### Instruction:
Which lines in the material below contain the word "functions"? Copy each of them.

### Working data:
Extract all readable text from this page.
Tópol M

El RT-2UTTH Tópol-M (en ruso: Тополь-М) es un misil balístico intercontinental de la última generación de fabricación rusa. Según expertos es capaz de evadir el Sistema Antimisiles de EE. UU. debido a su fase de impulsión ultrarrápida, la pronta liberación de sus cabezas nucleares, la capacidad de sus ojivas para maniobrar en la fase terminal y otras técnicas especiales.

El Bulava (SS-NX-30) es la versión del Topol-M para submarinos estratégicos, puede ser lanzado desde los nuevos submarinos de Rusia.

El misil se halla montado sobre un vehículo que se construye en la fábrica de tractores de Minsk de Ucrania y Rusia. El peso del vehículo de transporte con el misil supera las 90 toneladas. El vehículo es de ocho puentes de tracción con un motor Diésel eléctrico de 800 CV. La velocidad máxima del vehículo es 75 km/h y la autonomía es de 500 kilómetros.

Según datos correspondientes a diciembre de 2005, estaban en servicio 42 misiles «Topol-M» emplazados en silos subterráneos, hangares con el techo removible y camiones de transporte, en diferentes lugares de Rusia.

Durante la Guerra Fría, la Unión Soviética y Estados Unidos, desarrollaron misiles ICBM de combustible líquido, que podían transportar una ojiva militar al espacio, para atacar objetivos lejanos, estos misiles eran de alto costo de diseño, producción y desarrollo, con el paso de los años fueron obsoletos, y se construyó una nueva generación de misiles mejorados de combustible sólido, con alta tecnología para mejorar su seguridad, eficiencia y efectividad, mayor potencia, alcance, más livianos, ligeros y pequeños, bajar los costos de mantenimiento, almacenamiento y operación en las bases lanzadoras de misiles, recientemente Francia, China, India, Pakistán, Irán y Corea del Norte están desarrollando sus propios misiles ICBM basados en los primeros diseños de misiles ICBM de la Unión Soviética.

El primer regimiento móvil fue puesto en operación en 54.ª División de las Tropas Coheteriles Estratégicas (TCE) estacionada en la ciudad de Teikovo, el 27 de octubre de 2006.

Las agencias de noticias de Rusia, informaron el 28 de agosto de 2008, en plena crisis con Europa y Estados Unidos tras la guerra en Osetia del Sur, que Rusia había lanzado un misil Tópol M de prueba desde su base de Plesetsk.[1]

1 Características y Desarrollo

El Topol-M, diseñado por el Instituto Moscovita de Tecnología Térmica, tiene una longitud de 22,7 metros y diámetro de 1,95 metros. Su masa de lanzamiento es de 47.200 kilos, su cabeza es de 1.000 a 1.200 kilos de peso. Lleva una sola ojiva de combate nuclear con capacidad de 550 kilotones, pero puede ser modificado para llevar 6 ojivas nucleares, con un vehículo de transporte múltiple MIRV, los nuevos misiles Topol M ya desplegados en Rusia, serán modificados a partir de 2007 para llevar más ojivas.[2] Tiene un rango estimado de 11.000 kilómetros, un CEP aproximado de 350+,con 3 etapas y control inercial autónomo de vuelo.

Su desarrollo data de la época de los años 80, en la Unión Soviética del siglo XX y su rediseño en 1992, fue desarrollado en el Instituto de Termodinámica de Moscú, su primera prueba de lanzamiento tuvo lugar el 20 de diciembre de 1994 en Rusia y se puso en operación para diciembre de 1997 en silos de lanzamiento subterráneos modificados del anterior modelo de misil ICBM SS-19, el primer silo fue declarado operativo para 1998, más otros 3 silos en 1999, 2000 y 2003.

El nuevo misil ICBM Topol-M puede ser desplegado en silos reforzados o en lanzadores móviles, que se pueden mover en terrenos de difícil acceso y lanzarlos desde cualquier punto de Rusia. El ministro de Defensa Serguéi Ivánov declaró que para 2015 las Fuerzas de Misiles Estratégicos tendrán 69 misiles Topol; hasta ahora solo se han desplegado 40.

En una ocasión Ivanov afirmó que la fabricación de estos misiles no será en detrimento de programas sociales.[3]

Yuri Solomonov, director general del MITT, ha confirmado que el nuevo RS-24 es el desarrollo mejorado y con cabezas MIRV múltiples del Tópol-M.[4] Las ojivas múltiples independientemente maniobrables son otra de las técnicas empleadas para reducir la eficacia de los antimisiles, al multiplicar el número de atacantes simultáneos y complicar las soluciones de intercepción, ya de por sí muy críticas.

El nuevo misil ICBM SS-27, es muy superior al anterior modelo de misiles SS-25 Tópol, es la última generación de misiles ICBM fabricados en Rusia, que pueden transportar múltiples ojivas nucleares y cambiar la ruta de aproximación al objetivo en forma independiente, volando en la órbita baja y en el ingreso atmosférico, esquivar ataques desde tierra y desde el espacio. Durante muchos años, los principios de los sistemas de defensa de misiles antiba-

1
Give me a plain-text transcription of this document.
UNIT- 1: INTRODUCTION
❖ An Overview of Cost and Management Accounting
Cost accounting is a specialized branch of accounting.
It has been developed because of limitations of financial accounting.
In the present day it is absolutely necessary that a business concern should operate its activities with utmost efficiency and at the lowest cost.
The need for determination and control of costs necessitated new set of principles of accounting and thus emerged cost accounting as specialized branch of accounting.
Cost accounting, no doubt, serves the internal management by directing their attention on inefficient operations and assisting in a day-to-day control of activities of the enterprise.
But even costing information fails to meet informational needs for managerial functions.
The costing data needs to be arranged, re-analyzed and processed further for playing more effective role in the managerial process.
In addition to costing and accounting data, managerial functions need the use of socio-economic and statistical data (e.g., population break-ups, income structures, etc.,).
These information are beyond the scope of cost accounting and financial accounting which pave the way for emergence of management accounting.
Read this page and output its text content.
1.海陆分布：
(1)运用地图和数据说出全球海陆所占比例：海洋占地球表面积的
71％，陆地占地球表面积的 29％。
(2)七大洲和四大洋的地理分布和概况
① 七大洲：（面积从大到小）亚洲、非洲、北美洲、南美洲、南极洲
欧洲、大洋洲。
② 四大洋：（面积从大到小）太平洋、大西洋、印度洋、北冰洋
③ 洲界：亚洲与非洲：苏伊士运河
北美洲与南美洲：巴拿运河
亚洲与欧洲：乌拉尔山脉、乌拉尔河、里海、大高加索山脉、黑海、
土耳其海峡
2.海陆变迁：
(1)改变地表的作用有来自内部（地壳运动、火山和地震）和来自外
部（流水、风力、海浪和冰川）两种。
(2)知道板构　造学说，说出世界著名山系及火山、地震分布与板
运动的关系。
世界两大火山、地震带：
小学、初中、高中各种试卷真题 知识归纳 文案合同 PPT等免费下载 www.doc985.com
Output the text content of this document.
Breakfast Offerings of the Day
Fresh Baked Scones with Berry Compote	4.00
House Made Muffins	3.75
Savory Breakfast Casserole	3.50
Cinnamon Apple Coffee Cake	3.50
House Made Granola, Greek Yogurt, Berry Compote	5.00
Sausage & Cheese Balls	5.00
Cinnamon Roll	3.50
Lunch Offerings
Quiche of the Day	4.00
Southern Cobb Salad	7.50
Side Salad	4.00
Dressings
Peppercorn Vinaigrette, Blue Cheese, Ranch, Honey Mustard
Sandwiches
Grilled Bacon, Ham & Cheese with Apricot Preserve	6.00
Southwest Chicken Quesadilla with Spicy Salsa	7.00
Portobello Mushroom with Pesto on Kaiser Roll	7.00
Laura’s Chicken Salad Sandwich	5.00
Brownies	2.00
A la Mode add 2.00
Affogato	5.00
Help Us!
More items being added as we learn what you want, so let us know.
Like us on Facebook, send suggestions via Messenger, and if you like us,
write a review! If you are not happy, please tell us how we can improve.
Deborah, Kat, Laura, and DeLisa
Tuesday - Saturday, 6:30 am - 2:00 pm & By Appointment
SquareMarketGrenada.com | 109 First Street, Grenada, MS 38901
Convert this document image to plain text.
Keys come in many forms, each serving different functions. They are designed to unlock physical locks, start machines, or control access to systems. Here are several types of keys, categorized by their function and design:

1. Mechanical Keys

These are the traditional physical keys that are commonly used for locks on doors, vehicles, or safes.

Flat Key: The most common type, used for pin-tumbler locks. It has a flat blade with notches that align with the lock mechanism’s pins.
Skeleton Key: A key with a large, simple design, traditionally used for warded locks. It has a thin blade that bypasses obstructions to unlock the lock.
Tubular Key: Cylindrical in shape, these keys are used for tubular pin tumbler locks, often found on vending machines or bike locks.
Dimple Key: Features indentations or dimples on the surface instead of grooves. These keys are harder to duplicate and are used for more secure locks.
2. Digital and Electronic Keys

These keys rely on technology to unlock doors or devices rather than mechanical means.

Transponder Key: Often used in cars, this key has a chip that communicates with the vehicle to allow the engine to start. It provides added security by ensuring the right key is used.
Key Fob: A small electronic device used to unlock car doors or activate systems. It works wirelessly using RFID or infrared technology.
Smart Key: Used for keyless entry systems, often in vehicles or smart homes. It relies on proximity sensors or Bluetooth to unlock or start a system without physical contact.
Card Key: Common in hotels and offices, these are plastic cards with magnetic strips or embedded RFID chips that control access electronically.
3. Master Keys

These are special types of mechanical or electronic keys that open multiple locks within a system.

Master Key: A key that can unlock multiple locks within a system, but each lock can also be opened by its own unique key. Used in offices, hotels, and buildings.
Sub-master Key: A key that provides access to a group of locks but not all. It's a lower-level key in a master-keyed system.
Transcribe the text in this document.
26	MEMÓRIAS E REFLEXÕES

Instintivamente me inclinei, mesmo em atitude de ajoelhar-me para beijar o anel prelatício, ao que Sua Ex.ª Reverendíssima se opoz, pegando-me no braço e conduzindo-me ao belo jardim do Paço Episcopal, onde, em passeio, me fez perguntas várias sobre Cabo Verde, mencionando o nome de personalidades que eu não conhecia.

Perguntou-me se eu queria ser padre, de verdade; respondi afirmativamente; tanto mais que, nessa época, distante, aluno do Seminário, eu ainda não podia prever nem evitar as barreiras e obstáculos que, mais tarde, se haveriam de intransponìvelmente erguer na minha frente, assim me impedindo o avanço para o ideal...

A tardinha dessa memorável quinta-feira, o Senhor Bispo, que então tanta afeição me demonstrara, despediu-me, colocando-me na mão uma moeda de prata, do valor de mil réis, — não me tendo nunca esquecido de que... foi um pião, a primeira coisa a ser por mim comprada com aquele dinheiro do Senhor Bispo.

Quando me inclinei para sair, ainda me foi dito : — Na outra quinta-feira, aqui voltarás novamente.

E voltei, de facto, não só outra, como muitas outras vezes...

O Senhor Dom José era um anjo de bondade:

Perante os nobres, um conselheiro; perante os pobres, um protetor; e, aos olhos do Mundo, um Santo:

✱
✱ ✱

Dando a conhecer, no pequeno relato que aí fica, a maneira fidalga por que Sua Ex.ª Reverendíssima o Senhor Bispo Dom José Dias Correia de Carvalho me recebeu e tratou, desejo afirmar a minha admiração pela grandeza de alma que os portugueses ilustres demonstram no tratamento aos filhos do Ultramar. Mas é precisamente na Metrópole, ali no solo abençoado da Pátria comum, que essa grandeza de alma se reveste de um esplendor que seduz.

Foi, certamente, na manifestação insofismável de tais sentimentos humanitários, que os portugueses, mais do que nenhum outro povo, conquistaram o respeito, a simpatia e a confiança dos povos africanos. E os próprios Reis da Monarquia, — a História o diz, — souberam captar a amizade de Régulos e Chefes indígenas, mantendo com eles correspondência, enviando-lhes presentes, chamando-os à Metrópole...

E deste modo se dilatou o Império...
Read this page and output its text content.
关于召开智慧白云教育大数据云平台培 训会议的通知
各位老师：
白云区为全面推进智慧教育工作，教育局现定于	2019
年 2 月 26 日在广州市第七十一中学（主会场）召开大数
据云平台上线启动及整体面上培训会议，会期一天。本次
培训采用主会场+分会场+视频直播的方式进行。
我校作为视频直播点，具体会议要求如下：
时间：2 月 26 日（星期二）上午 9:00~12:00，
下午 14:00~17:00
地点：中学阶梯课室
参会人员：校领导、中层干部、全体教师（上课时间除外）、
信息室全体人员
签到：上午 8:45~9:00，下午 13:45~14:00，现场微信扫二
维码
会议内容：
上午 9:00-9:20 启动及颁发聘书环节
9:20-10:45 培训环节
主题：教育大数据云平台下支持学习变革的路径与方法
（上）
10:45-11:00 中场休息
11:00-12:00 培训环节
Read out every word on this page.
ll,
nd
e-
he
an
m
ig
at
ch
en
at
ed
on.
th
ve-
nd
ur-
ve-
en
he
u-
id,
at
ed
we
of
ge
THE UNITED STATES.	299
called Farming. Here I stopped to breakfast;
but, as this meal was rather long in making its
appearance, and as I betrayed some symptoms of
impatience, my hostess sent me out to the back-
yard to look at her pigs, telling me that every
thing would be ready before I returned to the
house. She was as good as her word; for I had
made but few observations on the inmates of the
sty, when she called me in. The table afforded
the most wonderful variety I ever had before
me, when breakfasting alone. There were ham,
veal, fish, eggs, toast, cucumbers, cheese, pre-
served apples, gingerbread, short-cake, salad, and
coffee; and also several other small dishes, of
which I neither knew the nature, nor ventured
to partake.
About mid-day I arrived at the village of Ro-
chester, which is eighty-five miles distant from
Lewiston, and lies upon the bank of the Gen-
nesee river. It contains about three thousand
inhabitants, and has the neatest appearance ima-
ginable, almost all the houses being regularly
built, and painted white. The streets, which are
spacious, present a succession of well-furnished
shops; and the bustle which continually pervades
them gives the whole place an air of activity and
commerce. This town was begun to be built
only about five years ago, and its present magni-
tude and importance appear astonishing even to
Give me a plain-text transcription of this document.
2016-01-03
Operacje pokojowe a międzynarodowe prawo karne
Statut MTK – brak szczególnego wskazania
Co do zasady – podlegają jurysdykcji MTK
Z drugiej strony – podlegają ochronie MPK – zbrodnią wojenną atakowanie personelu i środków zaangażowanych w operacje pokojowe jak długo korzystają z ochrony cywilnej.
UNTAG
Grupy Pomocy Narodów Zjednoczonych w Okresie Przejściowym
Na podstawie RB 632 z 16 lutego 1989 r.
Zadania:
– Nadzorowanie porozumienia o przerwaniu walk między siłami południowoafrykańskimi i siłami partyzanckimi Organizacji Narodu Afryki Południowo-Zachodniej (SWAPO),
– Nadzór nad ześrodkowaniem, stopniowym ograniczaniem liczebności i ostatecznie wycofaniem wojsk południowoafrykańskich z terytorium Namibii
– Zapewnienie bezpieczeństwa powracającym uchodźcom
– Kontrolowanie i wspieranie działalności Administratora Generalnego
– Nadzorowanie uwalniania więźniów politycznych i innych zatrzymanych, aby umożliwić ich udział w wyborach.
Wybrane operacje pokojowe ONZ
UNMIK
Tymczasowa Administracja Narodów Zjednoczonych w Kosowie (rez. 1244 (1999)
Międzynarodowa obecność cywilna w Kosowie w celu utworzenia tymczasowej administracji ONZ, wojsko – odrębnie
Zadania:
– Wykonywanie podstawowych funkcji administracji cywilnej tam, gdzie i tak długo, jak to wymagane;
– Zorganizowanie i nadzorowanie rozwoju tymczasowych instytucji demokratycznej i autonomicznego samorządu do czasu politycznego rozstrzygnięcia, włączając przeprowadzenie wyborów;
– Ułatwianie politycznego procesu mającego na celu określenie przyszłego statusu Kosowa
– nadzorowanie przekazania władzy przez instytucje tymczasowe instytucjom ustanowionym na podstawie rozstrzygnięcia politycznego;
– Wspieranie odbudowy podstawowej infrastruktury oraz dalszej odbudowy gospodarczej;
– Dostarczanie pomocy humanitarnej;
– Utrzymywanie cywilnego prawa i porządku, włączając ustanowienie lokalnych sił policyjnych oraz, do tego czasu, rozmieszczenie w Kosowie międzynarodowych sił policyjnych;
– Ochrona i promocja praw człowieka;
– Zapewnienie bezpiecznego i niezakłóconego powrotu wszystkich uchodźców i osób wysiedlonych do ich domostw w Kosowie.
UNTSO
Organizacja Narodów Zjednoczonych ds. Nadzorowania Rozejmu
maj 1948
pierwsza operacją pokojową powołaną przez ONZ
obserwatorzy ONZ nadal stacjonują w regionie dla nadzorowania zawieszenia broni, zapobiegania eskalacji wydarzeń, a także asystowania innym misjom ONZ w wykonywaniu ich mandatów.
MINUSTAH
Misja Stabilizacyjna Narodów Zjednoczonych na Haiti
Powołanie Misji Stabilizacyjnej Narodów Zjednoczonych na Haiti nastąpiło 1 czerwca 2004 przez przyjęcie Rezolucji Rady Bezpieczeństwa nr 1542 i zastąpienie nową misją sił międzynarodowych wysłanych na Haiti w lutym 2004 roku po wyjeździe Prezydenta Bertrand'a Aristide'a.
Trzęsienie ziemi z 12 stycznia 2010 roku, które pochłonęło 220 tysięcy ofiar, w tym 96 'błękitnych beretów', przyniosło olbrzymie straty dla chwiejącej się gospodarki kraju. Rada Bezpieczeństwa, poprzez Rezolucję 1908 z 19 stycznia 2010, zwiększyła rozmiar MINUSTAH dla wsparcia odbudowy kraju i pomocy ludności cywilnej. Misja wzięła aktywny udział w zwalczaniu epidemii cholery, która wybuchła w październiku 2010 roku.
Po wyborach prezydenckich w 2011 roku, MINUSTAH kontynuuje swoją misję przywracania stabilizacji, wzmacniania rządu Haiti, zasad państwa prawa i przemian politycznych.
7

### Response to the exercise:
But even costing information fails to meet informational needs for managerial functions.
In addition to costing and accounting data, managerial functions need the use of socio-economic and statistical data (e.g., population break-ups, income structures, etc.,).
Keys come in many forms, each serving different functions. They are designed to unlock physical locks, start machines, or control access to systems. Here are several types of keys, categorized by their function and design:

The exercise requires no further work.